Re: [PATCH 2/2] kvm: nVMX: Introduce KVM_CAP_STATE

2018-04-27 Thread Paolo Bonzini
On 27/04/2018 17:19, Jim Mattson wrote:
> 
> If the default treatment of SMIs and SMM (see Section 34.14) is
> active, the VMX-preemption timer counts across an SMI to VMX non-root
> operation, subsequent execution in SMM, and the return from SMM via
> the RSM instruction. However, the timer can cause a VM exit only from
> VMX non-root operation. If the timer expires during SMI, in SMM, or
> during RSM, a timer-induced VM exit occurs immediately after RSM with
> its normal priority unless it is blocked based on activity state
> (Section 25.2).
> 
> So, there's no loophole here that allows us to reset the VMX
> preemption timer when restoring nested state.

Or when an SMI occurs.  So the expiration TSC of the preemption timer
should be stored into an "artificial" field of the vmcs12 at vmentry
time and later reused.

vmx->nested.smm.guest_node should also be saved...

Paolo

> As a follow-on change, we should probably fix this.



Re: [PATCH 2/2] kvm: nVMX: Introduce KVM_CAP_STATE

2018-04-27 Thread Jim Mattson
On Fri, Apr 27, 2018 at 3:03 AM, Paolo Bonzini  wrote:
> On 27/04/2018 00:28, Jim Mattson wrote:
>> The other thing that comes to mind is that there are some new fields
>> in the VMCS12 since I first implemented this. One potentially
>> troublesome field is the VMX preemption timer. If the current timer
>> value is not saved on VM-exit, then it won't be stashed in the shadow
>> VMCS12 by sync_vmcs12. Post-migration, the timer will be reset to its
>> original value.
>>
>> Do we care? Is this any different from what happens on real hardware
>> when there's an SMI? According to the SDM, this appears to be exacty
>> what happens when the dual-monitor treatment of SMIs and SMM is
>> active, but it's not clear what happens with the default treatment of
>> SMIs and SMM.

> Task input:

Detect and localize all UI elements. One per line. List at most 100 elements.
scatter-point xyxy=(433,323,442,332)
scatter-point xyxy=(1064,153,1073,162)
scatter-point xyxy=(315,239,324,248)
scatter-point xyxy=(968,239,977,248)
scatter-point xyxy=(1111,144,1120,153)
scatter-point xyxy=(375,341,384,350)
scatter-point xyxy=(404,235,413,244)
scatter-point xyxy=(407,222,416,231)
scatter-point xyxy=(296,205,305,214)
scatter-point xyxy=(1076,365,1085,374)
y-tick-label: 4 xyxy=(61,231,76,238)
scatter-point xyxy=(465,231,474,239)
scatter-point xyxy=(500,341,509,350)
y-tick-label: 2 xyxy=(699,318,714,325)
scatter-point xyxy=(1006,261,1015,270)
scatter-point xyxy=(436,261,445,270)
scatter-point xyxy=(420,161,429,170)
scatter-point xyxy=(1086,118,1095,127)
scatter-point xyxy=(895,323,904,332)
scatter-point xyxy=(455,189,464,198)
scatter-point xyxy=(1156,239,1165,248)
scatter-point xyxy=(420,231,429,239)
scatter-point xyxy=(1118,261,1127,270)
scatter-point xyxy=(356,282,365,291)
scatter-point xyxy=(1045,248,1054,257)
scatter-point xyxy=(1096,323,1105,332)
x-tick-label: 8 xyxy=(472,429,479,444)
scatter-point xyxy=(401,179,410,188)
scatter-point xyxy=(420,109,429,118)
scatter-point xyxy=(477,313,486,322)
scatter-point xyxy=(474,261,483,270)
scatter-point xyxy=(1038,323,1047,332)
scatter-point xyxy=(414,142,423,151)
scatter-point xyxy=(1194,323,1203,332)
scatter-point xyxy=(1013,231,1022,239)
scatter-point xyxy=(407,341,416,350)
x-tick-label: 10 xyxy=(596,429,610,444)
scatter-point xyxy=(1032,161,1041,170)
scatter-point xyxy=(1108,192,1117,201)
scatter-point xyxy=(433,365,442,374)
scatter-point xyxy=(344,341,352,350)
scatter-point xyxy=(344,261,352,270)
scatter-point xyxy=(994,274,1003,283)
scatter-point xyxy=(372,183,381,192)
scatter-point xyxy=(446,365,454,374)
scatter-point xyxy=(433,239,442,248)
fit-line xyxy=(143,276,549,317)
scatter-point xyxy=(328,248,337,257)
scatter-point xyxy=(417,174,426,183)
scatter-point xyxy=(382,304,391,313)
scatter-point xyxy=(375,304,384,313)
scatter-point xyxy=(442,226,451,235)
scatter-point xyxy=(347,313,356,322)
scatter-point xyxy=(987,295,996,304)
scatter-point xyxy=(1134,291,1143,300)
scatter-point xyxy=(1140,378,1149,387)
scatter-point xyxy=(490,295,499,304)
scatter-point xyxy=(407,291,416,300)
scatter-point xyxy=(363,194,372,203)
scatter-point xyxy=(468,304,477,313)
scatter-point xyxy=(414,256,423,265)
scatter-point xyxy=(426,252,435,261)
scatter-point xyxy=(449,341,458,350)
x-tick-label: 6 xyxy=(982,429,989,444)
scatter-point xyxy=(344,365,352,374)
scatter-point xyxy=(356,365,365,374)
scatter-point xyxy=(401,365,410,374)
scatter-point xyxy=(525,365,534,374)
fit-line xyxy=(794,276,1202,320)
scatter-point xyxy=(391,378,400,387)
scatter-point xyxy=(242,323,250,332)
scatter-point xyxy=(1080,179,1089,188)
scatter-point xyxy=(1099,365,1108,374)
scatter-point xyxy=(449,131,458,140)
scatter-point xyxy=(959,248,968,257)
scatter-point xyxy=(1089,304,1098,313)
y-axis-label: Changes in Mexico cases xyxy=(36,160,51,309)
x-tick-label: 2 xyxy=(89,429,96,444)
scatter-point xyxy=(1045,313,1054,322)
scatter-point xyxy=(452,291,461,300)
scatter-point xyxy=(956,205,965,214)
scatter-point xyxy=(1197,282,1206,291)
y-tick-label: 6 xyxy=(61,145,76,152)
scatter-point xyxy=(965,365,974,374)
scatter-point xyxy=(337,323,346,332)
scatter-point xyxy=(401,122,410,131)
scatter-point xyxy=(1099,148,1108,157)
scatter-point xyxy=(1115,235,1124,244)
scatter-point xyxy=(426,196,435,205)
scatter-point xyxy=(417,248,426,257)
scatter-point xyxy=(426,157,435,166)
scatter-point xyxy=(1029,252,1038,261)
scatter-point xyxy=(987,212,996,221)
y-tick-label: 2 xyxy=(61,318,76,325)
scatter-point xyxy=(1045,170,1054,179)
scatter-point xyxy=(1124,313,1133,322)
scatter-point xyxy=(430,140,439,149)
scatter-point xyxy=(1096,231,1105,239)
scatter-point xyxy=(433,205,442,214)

> What you will do:
- A) In the KVM patch thread, where does Paolo Bonzini say the expiration TSC of the preemption timer should be stored at vmentry time?
- B) Copy out the stretch of the listing from its start through the line containing "scatter-point xyxy=(375,341,384,350)", with both ends included and nothing else.

> Expected answers:
- A) In an "artificial" field of the vmcs12.

- B)
Detect and localize all UI elements. One per line. List at most 100 elements.
scatter-point xyxy=(433,323,442,332)
scatter-point xyxy=(1064,153,1073,162)
scatter-point xyxy=(315,239,324,248)
scatter-point xyxy=(968,239,977,248)
scatter-point xyxy=(1111,144,1120,153)
scatter-point xyxy=(375,341,384,350)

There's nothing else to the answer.